- TEXTE DONNÉ -
===============

Il y a une différence fondamentale entre le livre de Stephen King et son adaptation au cinéma. La plus fondamentale c'est que le propos n'est pas le même et le film va tordre à plusieurs reprises les éléments du roman pour les faire adhérer à ce discours qu'il tient jusqu'au bout : dans le roman, Paul Sheldon se persuade que ses fans l'obligent à écrire des livres mi-aventure, mi-romance, dont il ne peut plus, la série "Misery", il voudrait être reconnu comme un grand écrivain tout court. Sauf qu'au fur et à mesure du roman, il se rend compte qu'il a toujours adoré ça. Et le film va tordre complètement cet élément du roman écrit en captivité pour défendre la thèse que non, en fait, ce qu'il voulait écrire, c'est autre chose, alors que le roman nous dit tout autre chose.

===============

- DONNÉES FOURNIES -
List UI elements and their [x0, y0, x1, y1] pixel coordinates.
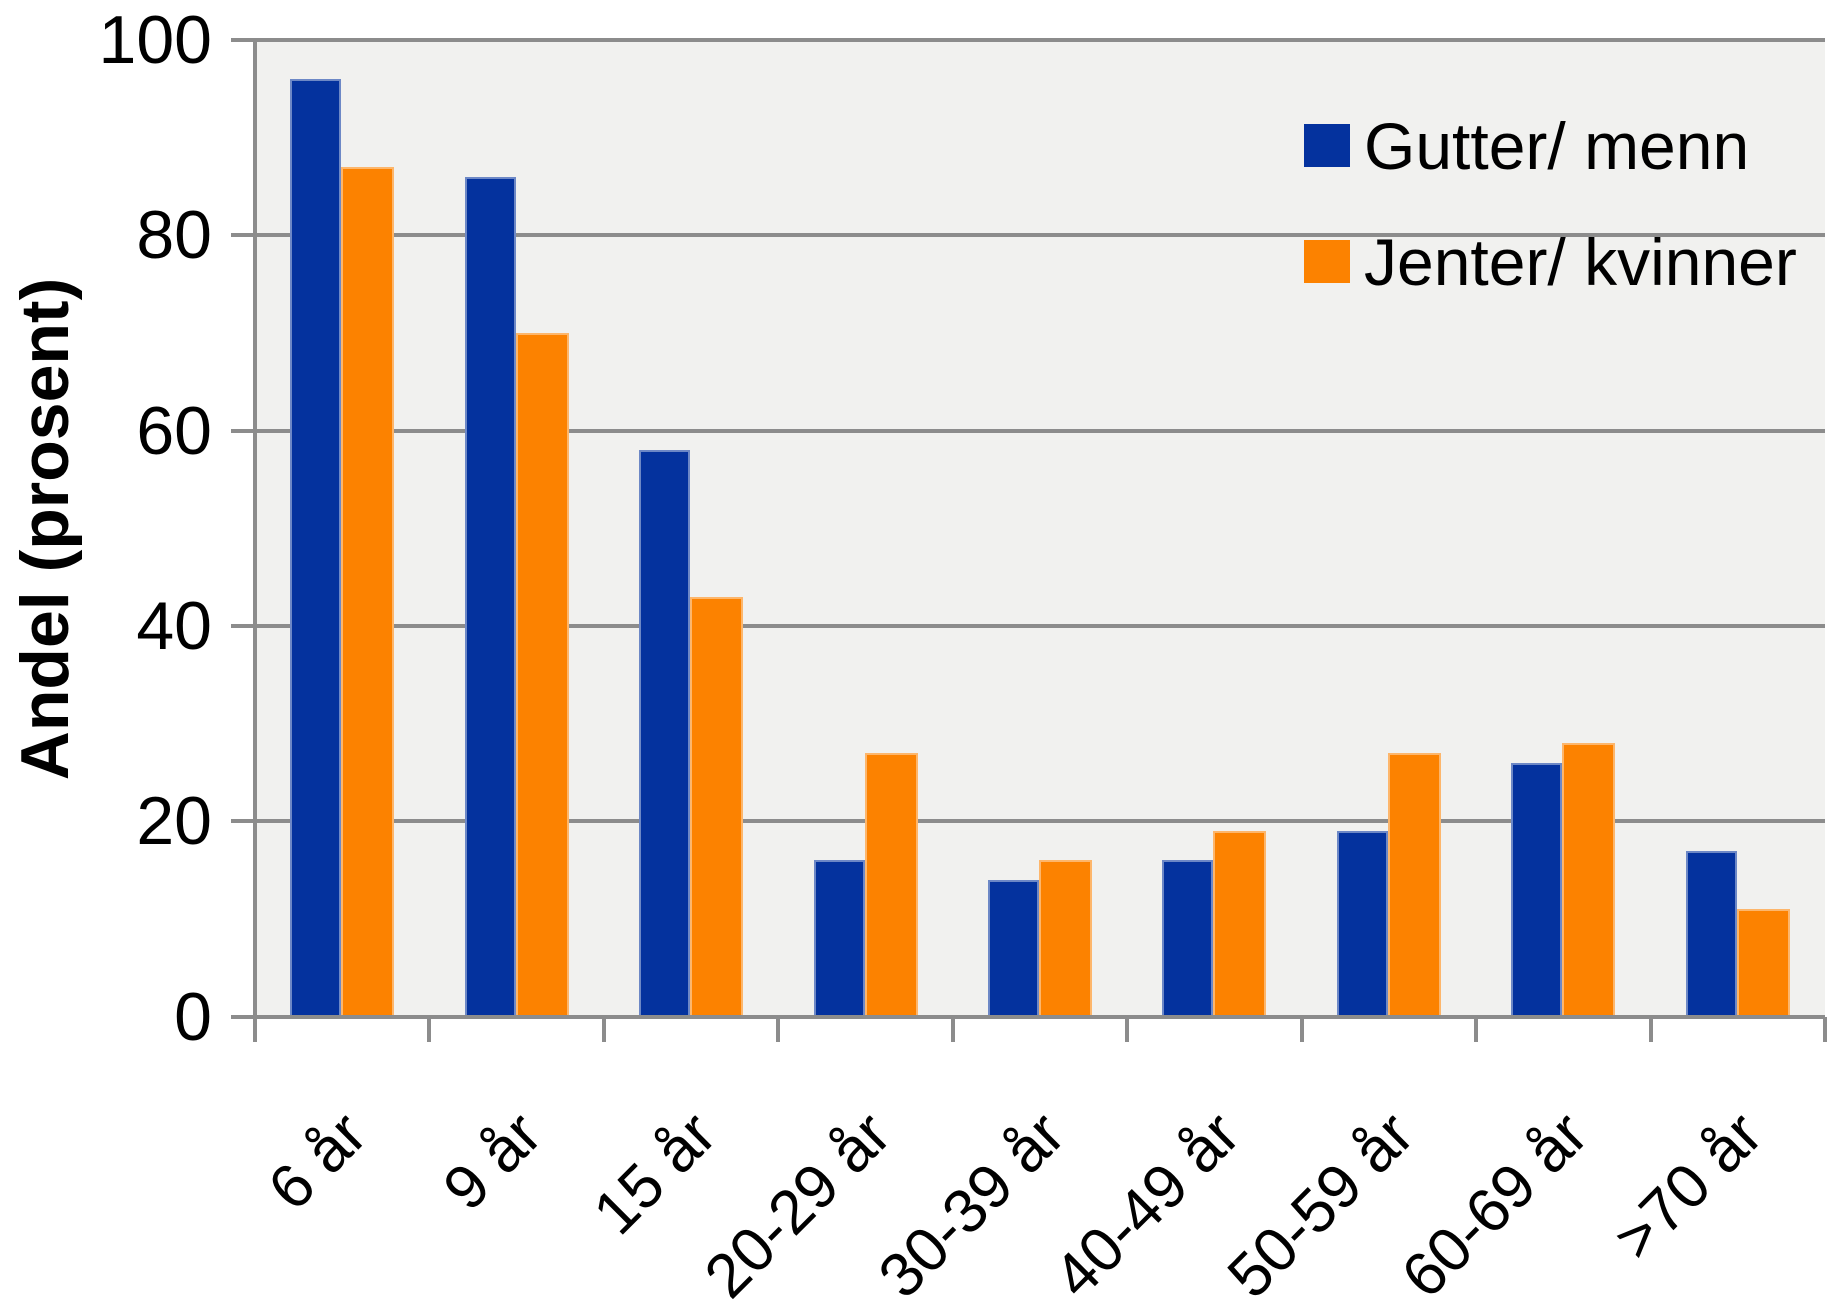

===============

- VOTRE TÂCHE -
D'après le texte donné, quelle série de livres Paul Sheldon se persuade-t-il que ses fans l'obligent à écrire ?

- RÉSULTAT -
La série « Misery ».